WHAT IS REQUIRED: Transcribe every record exactly, omitting none.

(Beginning of INPUT FOR THIS TASK)

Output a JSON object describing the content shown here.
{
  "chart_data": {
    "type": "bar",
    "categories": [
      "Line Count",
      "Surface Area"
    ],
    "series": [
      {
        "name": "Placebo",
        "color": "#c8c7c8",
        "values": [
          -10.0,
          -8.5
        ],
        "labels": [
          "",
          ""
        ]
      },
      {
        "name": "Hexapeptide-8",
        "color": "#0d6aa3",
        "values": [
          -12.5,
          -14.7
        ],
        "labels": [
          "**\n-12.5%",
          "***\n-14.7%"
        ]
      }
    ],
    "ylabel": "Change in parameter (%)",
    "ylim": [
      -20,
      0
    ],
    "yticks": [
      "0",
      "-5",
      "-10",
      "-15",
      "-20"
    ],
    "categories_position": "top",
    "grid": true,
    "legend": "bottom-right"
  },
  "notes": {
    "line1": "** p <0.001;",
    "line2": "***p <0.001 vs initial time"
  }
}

(End of INPUT FOR THIS TASK)

RESPONSE TO THE TASK:
Output a JSON object describing the content shown here.
{
  "chart_data": {
    "type": "bar",
    "categories": [
      "Line Count",
      "Surface Area"
    ],
    "series": [
      {
        "name": "Placebo",
        "color": "#c8c7c8",
        "values": [
          -10.0,
          -8.5
        ],
        "labels": [
          "",
          ""
        ]
      },
      {
        "name": "Hexapeptide-8",
        "color": "#0d6aa3",
        "values": [
          -12.5,
          -14.7
        ],
        "labels": [
          "**\n-12.5%",
          "***\n-14.7%"
        ]
      }
    ],
    "ylabel": "Change in parameter (%)",
    "ylim": [
      -20,
      0
    ],
    "yticks": [
      "0",
      "-5",
      "-10",
      "-15",
      "-20"
    ],
    "categories_position": "top",
    "grid": true,
    "legend": "bottom-right"
  },
  "notes": {
    "line1": "** p <0.001;",
    "line2": "***p <0.001 vs initial time"
  }
}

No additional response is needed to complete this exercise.